## REQUIREMENTS
Output the material exactly, but drop every image it holds.

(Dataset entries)

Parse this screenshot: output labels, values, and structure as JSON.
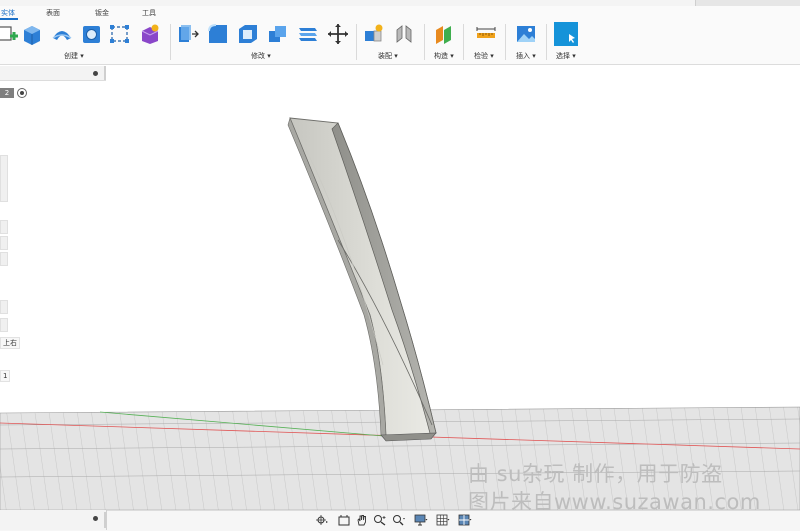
{
  "ribbon": {
    "tabs": [
      {
        "label": "实体"
      },
      {
        "label": "表面"
      },
      {
        "label": "钣金"
      },
      {
        "label": "工具"
      }
    ],
    "groups": [
      {
        "label": "创建 ▾"
      },
      {
        "label": "修改 ▾"
      },
      {
        "label": "装配 ▾"
      },
      {
        "label": "构造 ▾"
      },
      {
        "label": "检验 ▾"
      },
      {
        "label": "插入 ▾"
      },
      {
        "label": "选择 ▾"
      }
    ]
  },
  "browser": {
    "chip_label": "2",
    "fragments": [
      "上右",
      "1"
    ]
  },
  "watermark": {
    "line1": "由 su杂玩 制作，用于防盗",
    "line2": "图片来自www.suzawan.com"
  }
}
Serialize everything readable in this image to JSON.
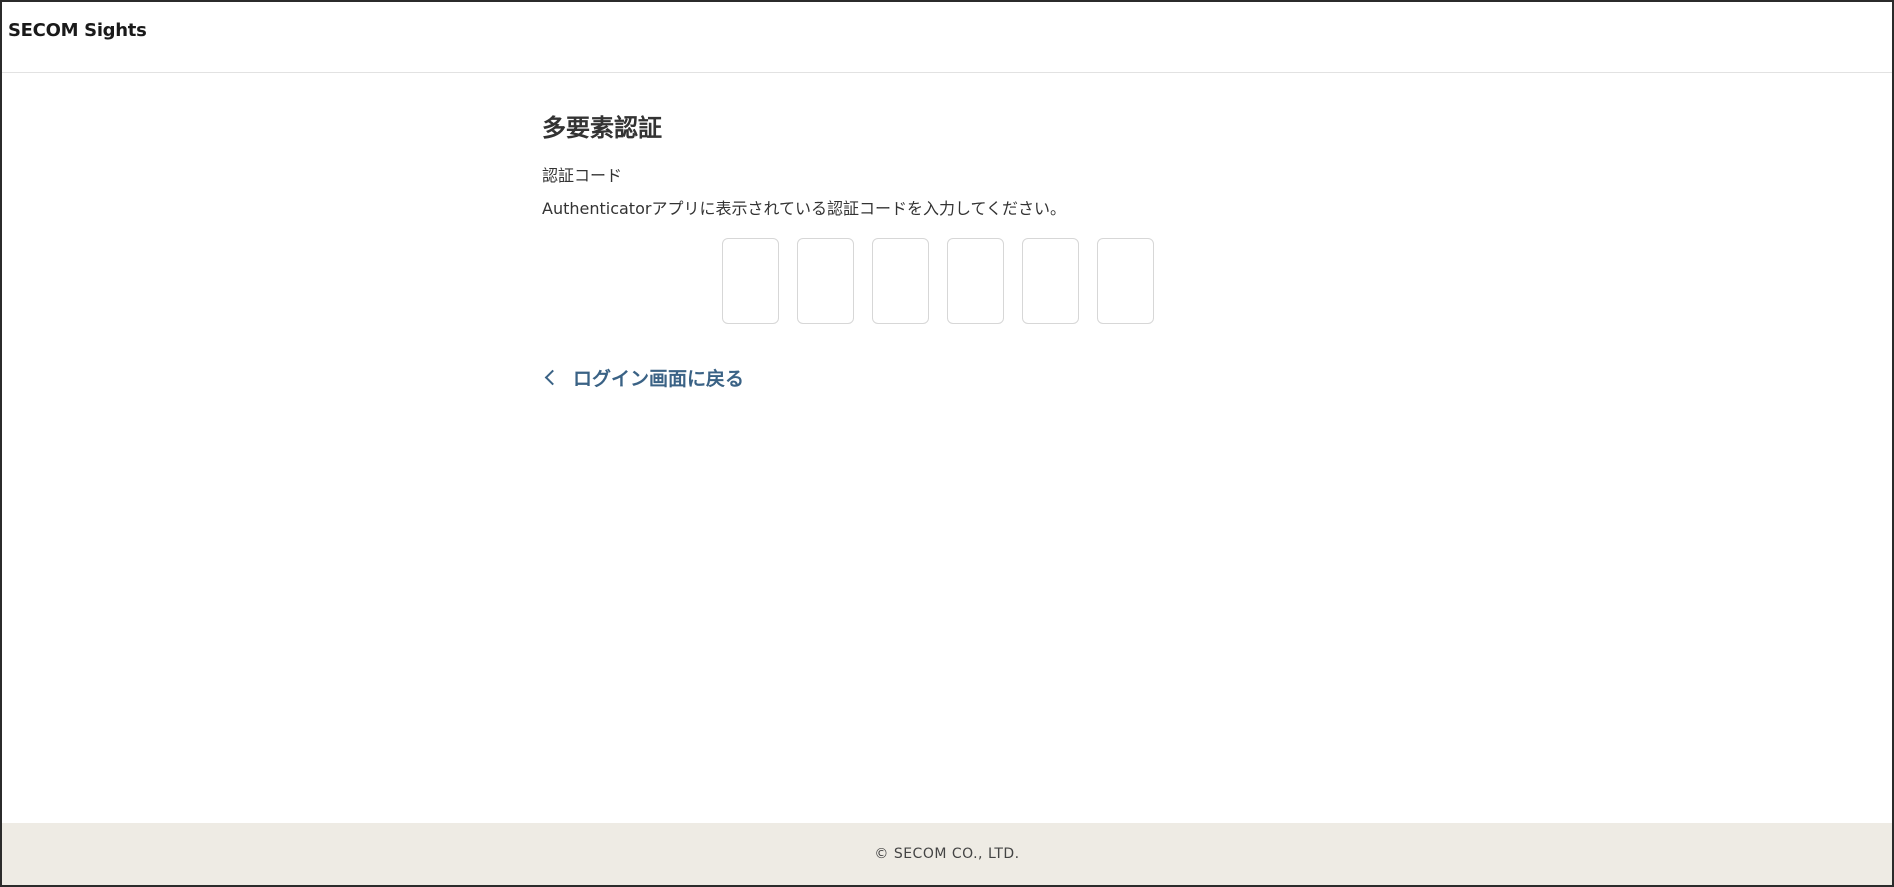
{
  "header": {
    "logo_text": "SECOM Sights"
  },
  "main": {
    "title": "多要素認証",
    "field_label": "認証コード",
    "description": "Authenticatorアプリに表示されている認証コードを入力してください。",
    "code_inputs": [
      {
        "value": ""
      },
      {
        "value": ""
      },
      {
        "value": ""
      },
      {
        "value": ""
      },
      {
        "value": ""
      },
      {
        "value": ""
      }
    ],
    "back_link_label": "ログイン画面に戻る",
    "back_icon": "chevron-left-icon"
  },
  "footer": {
    "copyright": "© SECOM CO., LTD."
  },
  "colors": {
    "link": "#3a6285",
    "footer_bg": "#eeebe4",
    "input_border": "#d7d7d7"
  }
}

## RESULT
Parse this screenshot: output labels, values, and structure as JSON.
{
  "ribbon": {
    "tabs": [
      {
        "label": "实体"
      },
      {
        "label": "表面"
      },
      {
        "label": "钣金"
      },
      {
        "label": "工具"
      }
    ],
    "groups": [
      {
        "label": "创建 ▾"
      },
      {
        "label": "修改 ▾"
      },
      {
        "label": "装配 ▾"
      },
      {
        "label": "构造 ▾"
      },
      {
        "label": "检验 ▾"
      },
      {
        "label": "插入 ▾"
      },
      {
        "label": "选择 ▾"
      }
    ]
  },
  "browser": {
    "chip_label": "2",
    "fragments": [
      "上右",
      "1"
    ]
  },
  "watermark": {
    "line1": "由 su杂玩 制作，用于防盗",
    "line2": "图片来自www.suzawan.com"
  }
}
Serialize everything readable in this image to JSON.
{
  "header": {
    "logo_text": "SECOM Sights"
  },
  "main": {
    "title": "多要素認証",
    "field_label": "認証コード",
    "description": "Authenticatorアプリに表示されている認証コードを入力してください。",
    "code_inputs": [
      {
        "value": ""
      },
      {
        "value": ""
      },
      {
        "value": ""
      },
      {
        "value": ""
      },
      {
        "value": ""
      },
      {
        "value": ""
      }
    ],
    "back_link_label": "ログイン画面に戻る",
    "back_icon": "chevron-left-icon"
  },
  "footer": {
    "copyright": "© SECOM CO., LTD."
  },
  "colors": {
    "link": "#3a6285",
    "footer_bg": "#eeebe4",
    "input_border": "#d7d7d7"
  }
}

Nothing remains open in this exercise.